-- Start of Data extract --

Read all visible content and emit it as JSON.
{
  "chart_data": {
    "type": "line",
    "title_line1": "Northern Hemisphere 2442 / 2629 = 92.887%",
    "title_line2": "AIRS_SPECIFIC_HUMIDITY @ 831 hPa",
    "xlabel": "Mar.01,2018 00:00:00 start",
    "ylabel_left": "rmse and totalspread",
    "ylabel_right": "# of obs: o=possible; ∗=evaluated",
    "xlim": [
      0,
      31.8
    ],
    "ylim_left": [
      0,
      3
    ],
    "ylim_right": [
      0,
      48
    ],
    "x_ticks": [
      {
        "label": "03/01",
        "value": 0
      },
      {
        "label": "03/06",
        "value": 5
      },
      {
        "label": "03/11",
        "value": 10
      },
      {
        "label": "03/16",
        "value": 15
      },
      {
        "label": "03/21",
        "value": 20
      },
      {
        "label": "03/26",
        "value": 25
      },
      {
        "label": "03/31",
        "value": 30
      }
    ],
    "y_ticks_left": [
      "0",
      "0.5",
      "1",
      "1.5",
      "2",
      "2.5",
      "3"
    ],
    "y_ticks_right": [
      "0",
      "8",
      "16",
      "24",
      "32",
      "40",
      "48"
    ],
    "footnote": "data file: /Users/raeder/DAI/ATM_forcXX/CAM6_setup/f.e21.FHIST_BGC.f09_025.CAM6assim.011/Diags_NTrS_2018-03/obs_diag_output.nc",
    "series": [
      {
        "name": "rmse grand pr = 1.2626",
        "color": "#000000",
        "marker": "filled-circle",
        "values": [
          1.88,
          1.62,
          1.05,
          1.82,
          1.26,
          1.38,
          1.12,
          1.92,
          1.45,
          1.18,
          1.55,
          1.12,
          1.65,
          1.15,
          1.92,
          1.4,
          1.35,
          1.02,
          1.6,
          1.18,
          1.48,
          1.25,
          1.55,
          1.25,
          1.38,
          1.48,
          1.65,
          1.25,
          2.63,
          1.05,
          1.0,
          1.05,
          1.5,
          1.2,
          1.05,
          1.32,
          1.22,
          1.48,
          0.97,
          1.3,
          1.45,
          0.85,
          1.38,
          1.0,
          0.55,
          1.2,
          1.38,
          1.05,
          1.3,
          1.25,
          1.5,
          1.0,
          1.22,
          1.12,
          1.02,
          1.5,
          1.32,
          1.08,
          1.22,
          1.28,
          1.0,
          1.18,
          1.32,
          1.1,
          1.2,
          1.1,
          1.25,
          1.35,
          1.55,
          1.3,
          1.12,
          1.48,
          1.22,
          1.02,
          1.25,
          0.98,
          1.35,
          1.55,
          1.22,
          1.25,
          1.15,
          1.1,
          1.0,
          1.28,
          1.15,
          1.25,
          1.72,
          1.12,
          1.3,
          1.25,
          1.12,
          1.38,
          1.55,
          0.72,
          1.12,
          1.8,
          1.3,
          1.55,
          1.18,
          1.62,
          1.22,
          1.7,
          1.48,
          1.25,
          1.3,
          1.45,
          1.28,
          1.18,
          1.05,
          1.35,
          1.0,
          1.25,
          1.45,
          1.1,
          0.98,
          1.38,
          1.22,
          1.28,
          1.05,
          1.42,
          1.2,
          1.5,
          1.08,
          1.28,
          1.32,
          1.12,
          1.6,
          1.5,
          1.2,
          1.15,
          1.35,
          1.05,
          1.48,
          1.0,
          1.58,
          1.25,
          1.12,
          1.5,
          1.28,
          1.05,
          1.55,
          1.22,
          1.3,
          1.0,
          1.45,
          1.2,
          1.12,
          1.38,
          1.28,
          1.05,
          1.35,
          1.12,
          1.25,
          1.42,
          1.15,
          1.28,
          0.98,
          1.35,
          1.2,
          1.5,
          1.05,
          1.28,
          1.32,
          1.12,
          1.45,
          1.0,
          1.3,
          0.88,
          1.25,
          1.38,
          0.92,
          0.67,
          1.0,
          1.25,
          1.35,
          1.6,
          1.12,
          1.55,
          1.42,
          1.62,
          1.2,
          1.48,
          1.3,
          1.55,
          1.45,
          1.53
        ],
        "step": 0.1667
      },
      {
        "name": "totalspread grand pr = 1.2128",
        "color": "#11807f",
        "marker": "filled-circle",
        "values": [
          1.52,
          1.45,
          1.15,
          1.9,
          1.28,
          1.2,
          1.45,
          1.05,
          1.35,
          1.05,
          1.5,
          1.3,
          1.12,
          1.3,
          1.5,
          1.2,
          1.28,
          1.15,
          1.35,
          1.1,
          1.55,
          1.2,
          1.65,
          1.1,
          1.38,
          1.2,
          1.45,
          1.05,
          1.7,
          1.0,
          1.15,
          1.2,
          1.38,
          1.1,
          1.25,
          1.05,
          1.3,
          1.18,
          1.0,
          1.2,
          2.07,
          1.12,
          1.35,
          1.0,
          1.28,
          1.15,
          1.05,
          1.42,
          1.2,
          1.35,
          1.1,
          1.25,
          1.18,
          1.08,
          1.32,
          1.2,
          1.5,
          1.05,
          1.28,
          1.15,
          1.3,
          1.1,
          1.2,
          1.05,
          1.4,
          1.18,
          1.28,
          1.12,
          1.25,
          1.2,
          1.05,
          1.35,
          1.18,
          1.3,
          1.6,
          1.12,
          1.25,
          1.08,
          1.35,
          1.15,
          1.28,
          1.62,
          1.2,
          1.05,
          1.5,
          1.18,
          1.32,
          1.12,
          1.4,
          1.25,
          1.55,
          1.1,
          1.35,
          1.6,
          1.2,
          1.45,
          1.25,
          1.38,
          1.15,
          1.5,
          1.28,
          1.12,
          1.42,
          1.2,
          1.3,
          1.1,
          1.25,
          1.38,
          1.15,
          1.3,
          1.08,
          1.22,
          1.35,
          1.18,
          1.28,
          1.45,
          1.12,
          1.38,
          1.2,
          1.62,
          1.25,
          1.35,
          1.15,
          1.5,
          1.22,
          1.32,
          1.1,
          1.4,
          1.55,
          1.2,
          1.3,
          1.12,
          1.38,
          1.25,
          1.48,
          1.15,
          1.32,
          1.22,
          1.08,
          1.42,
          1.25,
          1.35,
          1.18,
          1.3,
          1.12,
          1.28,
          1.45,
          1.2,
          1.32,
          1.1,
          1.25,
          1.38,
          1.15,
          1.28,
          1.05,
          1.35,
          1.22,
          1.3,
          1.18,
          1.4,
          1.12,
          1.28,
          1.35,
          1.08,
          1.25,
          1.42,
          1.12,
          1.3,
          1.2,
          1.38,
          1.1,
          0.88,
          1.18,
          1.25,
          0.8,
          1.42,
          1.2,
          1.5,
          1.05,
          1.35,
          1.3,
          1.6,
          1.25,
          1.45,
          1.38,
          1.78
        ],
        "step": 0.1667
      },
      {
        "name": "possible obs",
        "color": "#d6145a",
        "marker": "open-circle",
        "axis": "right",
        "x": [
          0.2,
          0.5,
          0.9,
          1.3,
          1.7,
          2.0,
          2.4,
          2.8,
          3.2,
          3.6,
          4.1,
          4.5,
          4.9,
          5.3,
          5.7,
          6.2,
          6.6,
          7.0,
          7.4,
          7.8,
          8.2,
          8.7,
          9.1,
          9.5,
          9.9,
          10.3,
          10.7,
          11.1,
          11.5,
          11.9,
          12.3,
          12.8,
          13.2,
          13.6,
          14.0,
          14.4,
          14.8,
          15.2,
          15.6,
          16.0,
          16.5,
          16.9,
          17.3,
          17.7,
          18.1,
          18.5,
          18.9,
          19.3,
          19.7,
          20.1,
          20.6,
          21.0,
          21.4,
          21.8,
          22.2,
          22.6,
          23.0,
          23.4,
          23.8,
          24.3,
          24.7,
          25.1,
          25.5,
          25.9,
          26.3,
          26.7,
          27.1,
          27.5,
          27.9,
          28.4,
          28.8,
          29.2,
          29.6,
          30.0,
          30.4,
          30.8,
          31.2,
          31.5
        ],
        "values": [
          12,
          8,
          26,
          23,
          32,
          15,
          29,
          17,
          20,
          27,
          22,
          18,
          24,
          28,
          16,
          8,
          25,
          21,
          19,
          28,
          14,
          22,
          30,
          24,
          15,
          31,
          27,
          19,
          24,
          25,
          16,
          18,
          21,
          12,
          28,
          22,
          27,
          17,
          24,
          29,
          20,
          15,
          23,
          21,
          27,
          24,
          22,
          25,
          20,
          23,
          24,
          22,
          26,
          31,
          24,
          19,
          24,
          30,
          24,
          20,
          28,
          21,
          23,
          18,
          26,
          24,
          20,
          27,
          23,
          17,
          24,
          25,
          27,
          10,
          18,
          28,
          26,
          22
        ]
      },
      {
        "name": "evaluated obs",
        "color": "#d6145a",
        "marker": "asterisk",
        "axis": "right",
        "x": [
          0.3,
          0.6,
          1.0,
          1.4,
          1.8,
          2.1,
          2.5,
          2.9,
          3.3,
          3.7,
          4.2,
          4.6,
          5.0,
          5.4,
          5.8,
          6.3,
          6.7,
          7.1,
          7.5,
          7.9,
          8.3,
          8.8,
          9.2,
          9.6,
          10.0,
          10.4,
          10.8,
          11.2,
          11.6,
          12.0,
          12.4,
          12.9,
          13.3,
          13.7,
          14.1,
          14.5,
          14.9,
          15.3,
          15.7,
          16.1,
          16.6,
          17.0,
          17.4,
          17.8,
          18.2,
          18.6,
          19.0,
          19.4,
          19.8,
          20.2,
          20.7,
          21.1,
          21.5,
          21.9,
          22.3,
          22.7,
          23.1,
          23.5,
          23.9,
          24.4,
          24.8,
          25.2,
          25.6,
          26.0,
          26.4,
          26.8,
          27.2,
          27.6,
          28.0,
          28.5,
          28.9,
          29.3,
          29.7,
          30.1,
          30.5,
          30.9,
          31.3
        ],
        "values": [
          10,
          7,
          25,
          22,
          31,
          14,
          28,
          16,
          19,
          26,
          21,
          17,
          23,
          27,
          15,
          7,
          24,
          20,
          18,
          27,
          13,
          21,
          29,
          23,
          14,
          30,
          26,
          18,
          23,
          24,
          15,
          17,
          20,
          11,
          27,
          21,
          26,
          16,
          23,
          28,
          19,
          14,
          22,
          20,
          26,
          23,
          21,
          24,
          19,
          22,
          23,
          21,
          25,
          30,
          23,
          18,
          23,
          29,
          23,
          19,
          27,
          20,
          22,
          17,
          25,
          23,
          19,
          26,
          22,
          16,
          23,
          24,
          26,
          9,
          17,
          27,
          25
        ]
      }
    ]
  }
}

-- End of Data extract --

» **Aim of the task**
Filter the data for the string "evaluated" and copy every line that has it.

» **Completed task**
    "ylabel_right": "# of obs: o=possible; ∗=evaluated",
        "name": "evaluated obs",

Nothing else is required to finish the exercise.